(Lines of data)

+++

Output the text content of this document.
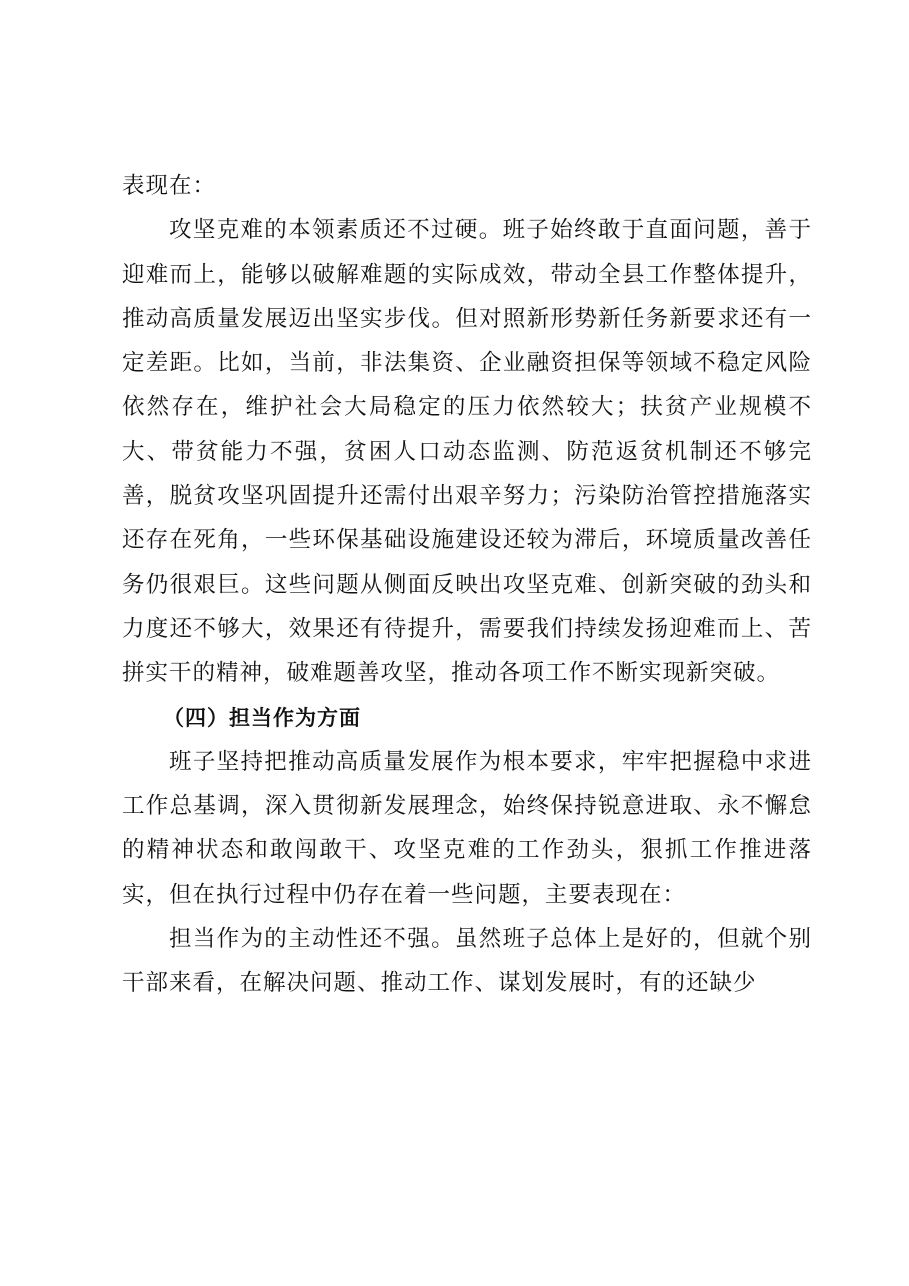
表现在：

攻坚克难的本领素质还不过硬。班子始终敢于直面问题，善于迎难而上，能够以破解难题的实际成效，带动全县工作整体提升，推动高质量发展迈出坚实步伐。但对照新形势新任务新要求还有一定差距。比如，当前，非法集资、企业融资担保等领域不稳定风险依然存在，维护社会大局稳定的压力依然较大；扶贫产业规模不大、带贫能力不强，贫困人口动态监测、防范返贫机制还不够完善，脱贫攻坚巩固提升还需付出艰辛努力；污染防治管控措施落实还存在死角，一些环保基础设施建设还较为滞后，环境质量改善任务仍很艰巨。这些问题从侧面反映出攻坚克难、创新突破的劲头和力度还不够大，效果还有待提升，需要我们持续发扬迎难而上、苦拼实干的精神，破难题善攻坚，推动各项工作不断实现新突破。

（四）担当作为方面

班子坚持把推动高质量发展作为根本要求，牢牢把握稳中求进工作总基调，深入贯彻新发展理念，始终保持锐意进取、永不懈怠的精神状态和敢闯敢干、攻坚克难的工作劲头，狠抓工作推进落实，但在执行过程中仍存在着一些问题，主要表现在：

担当作为的主动性还不强。虽然班子总体上是好的，但就个别干部来看，在解决问题、推动工作、谋划发展时，有的还缺少
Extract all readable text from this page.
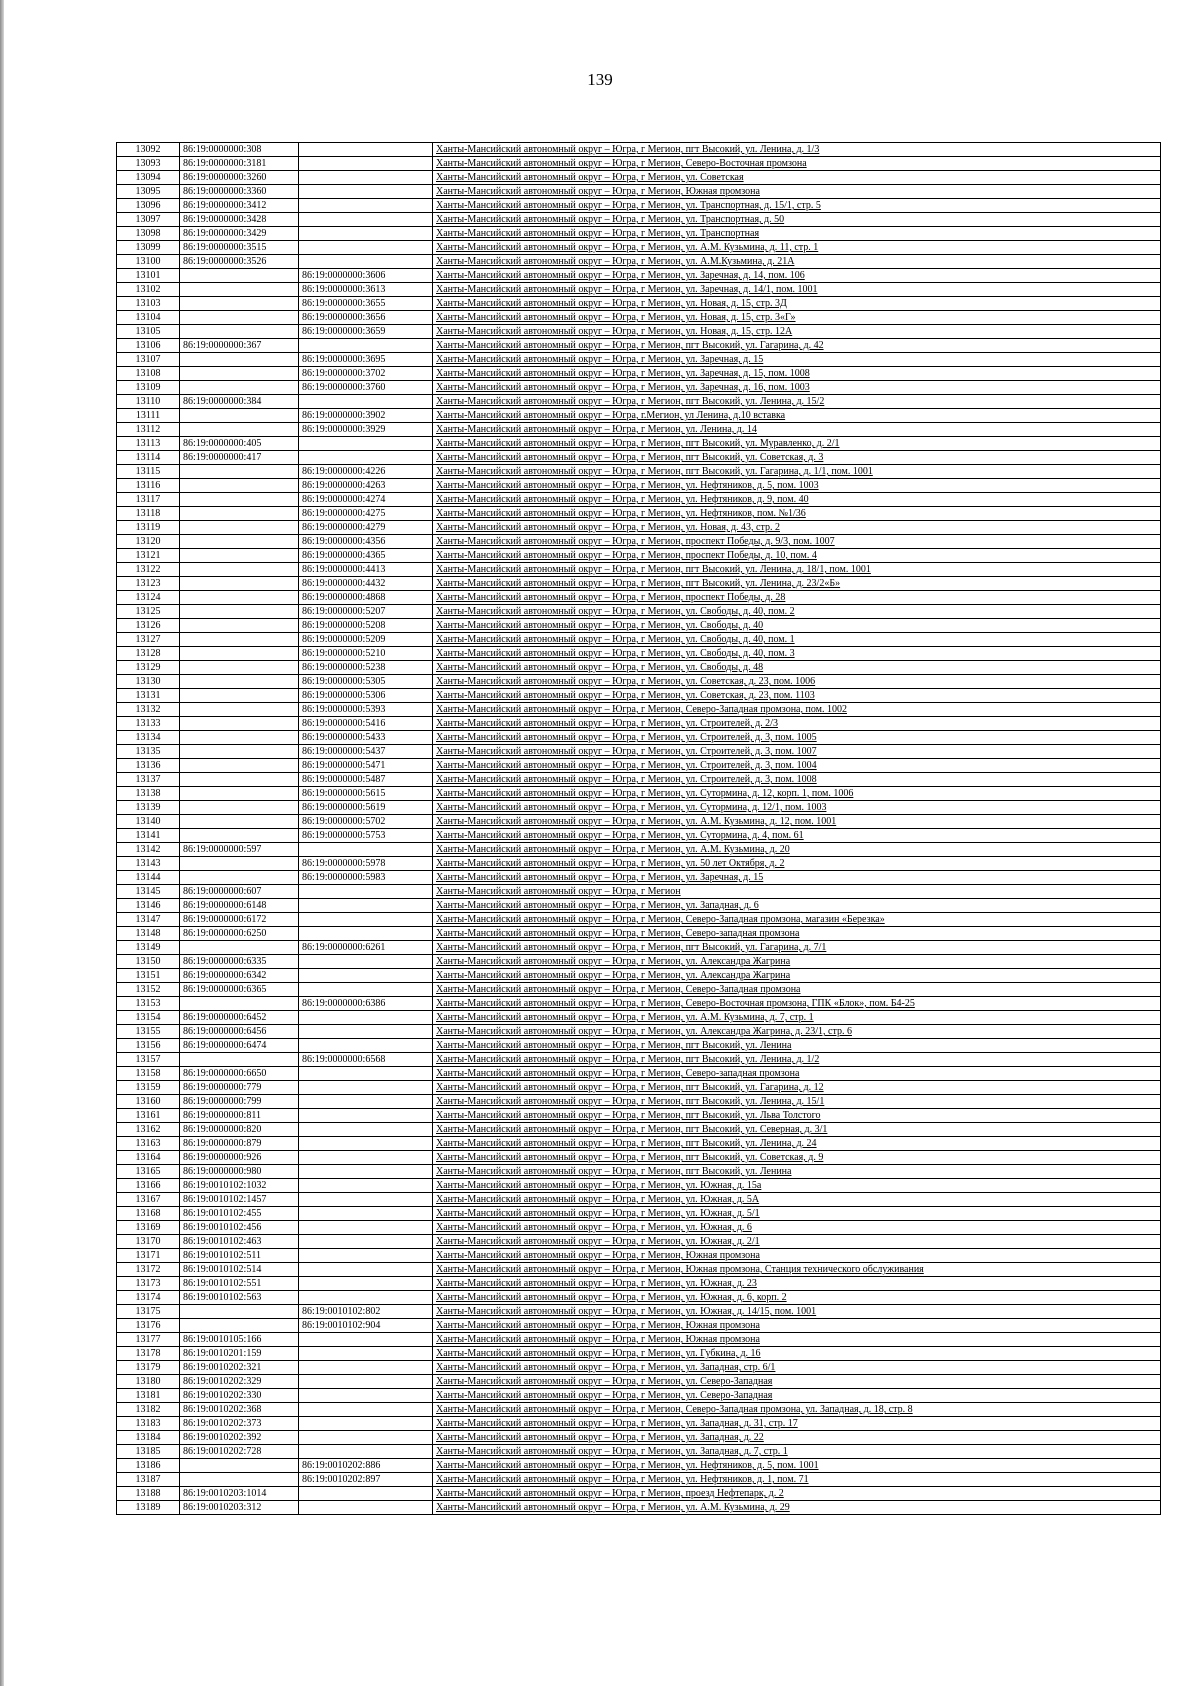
139
13092	86:19:0000000:308		Ханты-Мансийский автономный округ – Югра, г Мегион, пгт Высокий, ул. Ленина, д. 1/3
13093	86:19:0000000:3181		Ханты-Мансийский автономный округ – Югра, г Мегион, Северо-Восточная промзона
13094	86:19:0000000:3260		Ханты-Мансийский автономный округ – Югра, г Мегион, ул. Советская
13095	86:19:0000000:3360		Ханты-Мансийский автономный округ – Югра, г Мегион, Южная промзона
13096	86:19:0000000:3412		Ханты-Мансийский автономный округ – Югра, г Мегион, ул. Транспортная, д. 15/1, стр. 5
13097	86:19:0000000:3428		Ханты-Мансийский автономный округ – Югра, г Мегион, ул. Транспортная, д. 50
13098	86:19:0000000:3429		Ханты-Мансийский автономный округ – Югра, г Мегион, ул. Транспортная
13099	86:19:0000000:3515		Ханты-Мансийский автономный округ – Югра, г Мегион, ул. А.М. Кузьмина, д. 11, стр. 1
13100	86:19:0000000:3526		Ханты-Мансийский автономный округ – Югра, г Мегион, ул. А.М.Кузьмина, д. 21А
13101		86:19:0000000:3606	Ханты-Мансийский автономный округ – Югра, г Мегион, ул. Заречная, д. 14, пом. 106
13102		86:19:0000000:3613	Ханты-Мансийский автономный округ – Югра, г Мегион, ул. Заречная, д. 14/1, пом. 1001
13103		86:19:0000000:3655	Ханты-Мансийский автономный округ – Югра, г Мегион, ул. Новая, д. 15, стр. 3Д
13104		86:19:0000000:3656	Ханты-Мансийский автономный округ – Югра, г Мегион, ул. Новая, д. 15, стр. 3«Г»
13105		86:19:0000000:3659	Ханты-Мансийский автономный округ – Югра, г Мегион, ул. Новая, д. 15, стр. 12А
13106	86:19:0000000:367		Ханты-Мансийский автономный округ – Югра, г Мегион, пгт Высокий, ул. Гагарина, д. 42
13107		86:19:0000000:3695	Ханты-Мансийский автономный округ – Югра, г Мегион, ул. Заречная, д. 15
13108		86:19:0000000:3702	Ханты-Мансийский автономный округ – Югра, г Мегион, ул. Заречная, д. 15, пом. 1008
13109		86:19:0000000:3760	Ханты-Мансийский автономный округ – Югра, г Мегион, ул. Заречная, д. 16, пом. 1003
13110	86:19:0000000:384		Ханты-Мансийский автономный округ – Югра, г Мегион, пгт Высокий, ул. Ленина, д. 15/2
13111		86:19:0000000:3902	Ханты-Мансийский автономный округ – Югра, г.Мегион, ул Ленина, д.10 вставка
13112		86:19:0000000:3929	Ханты-Мансийский автономный округ – Югра, г Мегион, ул. Ленина, д. 14
13113	86:19:0000000:405		Ханты-Мансийский автономный округ – Югра, г Мегион, пгт Высокий, ул. Муравленко, д. 2/1
13114	86:19:0000000:417		Ханты-Мансийский автономный округ – Югра, г Мегион, пгт Высокий, ул. Советская, д. 3
13115		86:19:0000000:4226	Ханты-Мансийский автономный округ – Югра, г Мегион, пгт Высокий, ул. Гагарина, д. 1/1, пом. 1001
13116		86:19:0000000:4263	Ханты-Мансийский автономный округ – Югра, г Мегион, ул. Нефтяников, д. 5, пом. 1003
13117		86:19:0000000:4274	Ханты-Мансийский автономный округ – Югра, г Мегион, ул. Нефтяников, д. 9, пом. 40
13118		86:19:0000000:4275	Ханты-Мансийский автономный округ – Югра, г Мегион, ул. Нефтяников, пом. №1/36
13119		86:19:0000000:4279	Ханты-Мансийский автономный округ – Югра, г Мегион, ул. Новая, д. 43, стр. 2
13120		86:19:0000000:4356	Ханты-Мансийский автономный округ – Югра, г Мегион, проспект Победы, д. 9/3, пом. 1007
13121		86:19:0000000:4365	Ханты-Мансийский автономный округ – Югра, г Мегион, проспект Победы, д. 10, пом. 4
13122		86:19:0000000:4413	Ханты-Мансийский автономный округ – Югра, г Мегион, пгт Высокий, ул. Ленина, д. 18/1, пом. 1001
13123		86:19:0000000:4432	Ханты-Мансийский автономный округ – Югра, г Мегион, пгт Высокий, ул. Ленина, д. 23/2«Б»
13124		86:19:0000000:4868	Ханты-Мансийский автономный округ – Югра, г Мегион, проспект Победы, д. 28
13125		86:19:0000000:5207	Ханты-Мансийский автономный округ – Югра, г Мегион, ул. Свободы, д. 40, пом. 2
13126		86:19:0000000:5208	Ханты-Мансийский автономный округ – Югра, г Мегион, ул. Свободы, д. 40
13127		86:19:0000000:5209	Ханты-Мансийский автономный округ – Югра, г Мегион, ул. Свободы, д. 40, пом. 1
13128		86:19:0000000:5210	Ханты-Мансийский автономный округ – Югра, г Мегион, ул. Свободы, д. 40, пом. 3
13129		86:19:0000000:5238	Ханты-Мансийский автономный округ – Югра, г Мегион, ул. Свободы, д. 48
13130		86:19:0000000:5305	Ханты-Мансийский автономный округ – Югра, г Мегион, ул. Советская, д. 23, пом. 1006
13131		86:19:0000000:5306	Ханты-Мансийский автономный округ – Югра, г Мегион, ул. Советская, д. 23, пом. 1103
13132		86:19:0000000:5393	Ханты-Мансийский автономный округ – Югра, г Мегион, Северо-Западная промзона, пом. 1002
13133		86:19:0000000:5416	Ханты-Мансийский автономный округ – Югра, г Мегион, ул. Строителей, д. 2/3
13134		86:19:0000000:5433	Ханты-Мансийский автономный округ – Югра, г Мегион, ул. Строителей, д. 3, пом. 1005
13135		86:19:0000000:5437	Ханты-Мансийский автономный округ – Югра, г Мегион, ул. Строителей, д. 3, пом. 1007
13136		86:19:0000000:5471	Ханты-Мансийский автономный округ – Югра, г Мегион, ул. Строителей, д. 3, пом. 1004
13137		86:19:0000000:5487	Ханты-Мансийский автономный округ – Югра, г Мегион, ул. Строителей, д. 3, пом. 1008
13138		86:19:0000000:5615	Ханты-Мансийский автономный округ – Югра, г Мегион, ул. Сутормина, д. 12, корп. 1, пом. 1006
13139		86:19:0000000:5619	Ханты-Мансийский автономный округ – Югра, г Мегион, ул. Сутормина, д. 12/1, пом. 1003
13140		86:19:0000000:5702	Ханты-Мансийский автономный округ – Югра, г Мегион, ул. А.М. Кузьмина, д. 12, пом. 1001
13141		86:19:0000000:5753	Ханты-Мансийский автономный округ – Югра, г Мегион, ул. Сутормина, д. 4, пом. 61
13142	86:19:0000000:597		Ханты-Мансийский автономный округ – Югра, г Мегион, ул. А.М. Кузьмина, д. 20
13143		86:19:0000000:5978	Ханты-Мансийский автономный округ – Югра, г Мегион, ул. 50 лет Октября, д. 2
13144		86:19:0000000:5983	Ханты-Мансийский автономный округ – Югра, г Мегион, ул. Заречная, д. 15
13145	86:19:0000000:607		Ханты-Мансийский автономный округ – Югра, г Мегион
13146	86:19:0000000:6148		Ханты-Мансийский автономный округ – Югра, г Мегион, ул. Западная, д. 6
13147	86:19:0000000:6172		Ханты-Мансийский автономный округ – Югра, г Мегион, Северо-Западная промзона, магазин «Березка»
13148	86:19:0000000:6250		Ханты-Мансийский автономный округ – Югра, г Мегион, Северо-западная промзона
13149		86:19:0000000:6261	Ханты-Мансийский автономный округ – Югра, г Мегион, пгт Высокий, ул. Гагарина, д. 7/1
13150	86:19:0000000:6335		Ханты-Мансийский автономный округ – Югра, г Мегион, ул. Александра Жагрина
13151	86:19:0000000:6342		Ханты-Мансийский автономный округ – Югра, г Мегион, ул. Александра Жагрина
13152	86:19:0000000:6365		Ханты-Мансийский автономный округ – Югра, г Мегион, Северо-Западная промзона
13153		86:19:0000000:6386	Ханты-Мансийский автономный округ – Югра, г Мегион, Северо-Восточная промзона, ГПК «Блок», пом. Б4-25
13154	86:19:0000000:6452		Ханты-Мансийский автономный округ – Югра, г Мегион, ул. А.М. Кузьмина, д. 7, стр. 1
13155	86:19:0000000:6456		Ханты-Мансийский автономный округ – Югра, г Мегион, ул. Александра Жагрина, д. 23/1, стр. 6
13156	86:19:0000000:6474		Ханты-Мансийский автономный округ – Югра, г Мегион, пгт Высокий, ул. Ленина
13157		86:19:0000000:6568	Ханты-Мансийский автономный округ – Югра, г Мегион, пгт Высокий, ул. Ленина, д. 1/2
13158	86:19:0000000:6650		Ханты-Мансийский автономный округ – Югра, г Мегион, Северо-западная промзона
13159	86:19:0000000:779		Ханты-Мансийский автономный округ – Югра, г Мегион, пгт Высокий, ул. Гагарина, д. 12
13160	86:19:0000000:799		Ханты-Мансийский автономный округ – Югра, г Мегион, пгт Высокий, ул. Ленина, д. 15/1
13161	86:19:0000000:811		Ханты-Мансийский автономный округ – Югра, г Мегион, пгт Высокий, ул. Льва Толстого
13162	86:19:0000000:820		Ханты-Мансийский автономный округ – Югра, г Мегион, пгт Высокий, ул. Северная, д. 3/1
13163	86:19:0000000:879		Ханты-Мансийский автономный округ – Югра, г Мегион, пгт Высокий, ул. Ленина, д. 24
13164	86:19:0000000:926		Ханты-Мансийский автономный округ – Югра, г Мегион, пгт Высокий, ул. Советская, д. 9
13165	86:19:0000000:980		Ханты-Мансийский автономный округ – Югра, г Мегион, пгт Высокий, ул. Ленина
13166	86:19:0010102:1032		Ханты-Мансийский автономный округ – Югра, г Мегион, ул. Южная, д. 15а
13167	86:19:0010102:1457		Ханты-Мансийский автономный округ – Югра, г Мегион, ул. Южная, д. 5А
13168	86:19:0010102:455		Ханты-Мансийский автономный округ – Югра, г Мегион, ул. Южная, д. 5/1
13169	86:19:0010102:456		Ханты-Мансийский автономный округ – Югра, г Мегион, ул. Южная, д. 6
13170	86:19:0010102:463		Ханты-Мансийский автономный округ – Югра, г Мегион, ул. Южная, д. 2/1
13171	86:19:0010102:511		Ханты-Мансийский автономный округ – Югра, г Мегион, Южная промзона
13172	86:19:0010102:514		Ханты-Мансийский автономный округ – Югра, г Мегион, Южная промзона, Станция технического обслуживания
13173	86:19:0010102:551		Ханты-Мансийский автономный округ – Югра, г Мегион, ул. Южная, д. 23
13174	86:19:0010102:563		Ханты-Мансийский автономный округ – Югра, г Мегион, ул. Южная, д. 6, корп. 2
13175		86:19:0010102:802	Ханты-Мансийский автономный округ – Югра, г Мегион, ул. Южная, д. 14/15, пом. 1001
13176		86:19:0010102:904	Ханты-Мансийский автономный округ – Югра, г Мегион, Южная промзона
13177	86:19:0010105:166		Ханты-Мансийский автономный округ – Югра, г Мегион, Южная промзона
13178	86:19:0010201:159		Ханты-Мансийский автономный округ – Югра, г Мегион, ул. Губкина, д. 16
13179	86:19:0010202:321		Ханты-Мансийский автономный округ – Югра, г Мегион, ул. Западная, стр. 6/1
13180	86:19:0010202:329		Ханты-Мансийский автономный округ – Югра, г Мегион, ул. Северо-Западная
13181	86:19:0010202:330		Ханты-Мансийский автономный округ – Югра, г Мегион, ул. Северо-Западная
13182	86:19:0010202:368		Ханты-Мансийский автономный округ – Югра, г Мегион, Северо-Западная промзона, ул. Западная, д. 18, стр. 8
13183	86:19:0010202:373		Ханты-Мансийский автономный округ – Югра, г Мегион, ул. Западная, д. 31, стр. 17
13184	86:19:0010202:392		Ханты-Мансийский автономный округ – Югра, г Мегион, ул. Западная, д. 22
13185	86:19:0010202:728		Ханты-Мансийский автономный округ – Югра, г Мегион, ул. Западная, д. 7, стр. 1
13186		86:19:0010202:886	Ханты-Мансийский автономный округ – Югра, г Мегион, ул. Нефтяников, д. 5, пом. 1001
13187		86:19:0010202:897	Ханты-Мансийский автономный округ – Югра, г Мегион, ул. Нефтяников, д. 1, пом. 71
13188	86:19:0010203:1014		Ханты-Мансийский автономный округ – Югра, г Мегион, проезд Нефтепарк, д. 2
13189	86:19:0010203:312		Ханты-Мансийский автономный округ – Югра, г Мегион, ул. А.М. Кузьмина, д. 29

+++

Which lines hold the word "text"? Show each one.

Output the text content of this document.
Extract all readable text from this page.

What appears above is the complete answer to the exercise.